# [Short task]
Output all lines exactly.

# [The input]
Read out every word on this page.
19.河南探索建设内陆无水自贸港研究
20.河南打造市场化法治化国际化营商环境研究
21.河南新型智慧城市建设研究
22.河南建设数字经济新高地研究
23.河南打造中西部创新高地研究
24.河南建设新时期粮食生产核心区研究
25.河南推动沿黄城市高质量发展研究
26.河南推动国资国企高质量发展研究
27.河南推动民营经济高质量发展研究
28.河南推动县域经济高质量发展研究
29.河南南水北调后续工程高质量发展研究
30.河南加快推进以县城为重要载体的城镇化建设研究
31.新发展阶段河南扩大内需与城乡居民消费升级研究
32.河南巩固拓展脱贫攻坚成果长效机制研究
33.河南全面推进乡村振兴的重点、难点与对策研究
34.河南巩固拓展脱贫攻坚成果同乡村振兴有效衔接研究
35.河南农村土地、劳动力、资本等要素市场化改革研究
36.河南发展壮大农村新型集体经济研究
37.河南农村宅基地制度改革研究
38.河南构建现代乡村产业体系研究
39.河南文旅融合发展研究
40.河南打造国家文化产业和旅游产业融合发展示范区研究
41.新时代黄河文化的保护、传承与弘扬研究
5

# [Answer below]
Read out every word on this page.
19.河南探索建设内陆无水自贸港研究
20.河南打造市场化法治化国际化营商环境研究
21.河南新型智慧城市建设研究
22.河南建设数字经济新高地研究
23.河南打造中西部创新高地研究
24.河南建设新时期粮食生产核心区研究
25.河南推动沿黄城市高质量发展研究
26.河南推动国资国企高质量发展研究
27.河南推动民营经济高质量发展研究
28.河南推动县域经济高质量发展研究
29.河南南水北调后续工程高质量发展研究
30.河南加快推进以县城为重要载体的城镇化建设研究
31.新发展阶段河南扩大内需与城乡居民消费升级研究
32.河南巩固拓展脱贫攻坚成果长效机制研究
33.河南全面推进乡村振兴的重点、难点与对策研究
34.河南巩固拓展脱贫攻坚成果同乡村振兴有效衔接研究
35.河南农村土地、劳动力、资本等要素市场化改革研究
36.河南发展壮大农村新型集体经济研究
37.河南农村宅基地制度改革研究
38.河南构建现代乡村产业体系研究
39.河南文旅融合发展研究
40.河南打造国家文化产业和旅游产业融合发展示范区研究
41.新时代黄河文化的保护、传承与弘扬研究
5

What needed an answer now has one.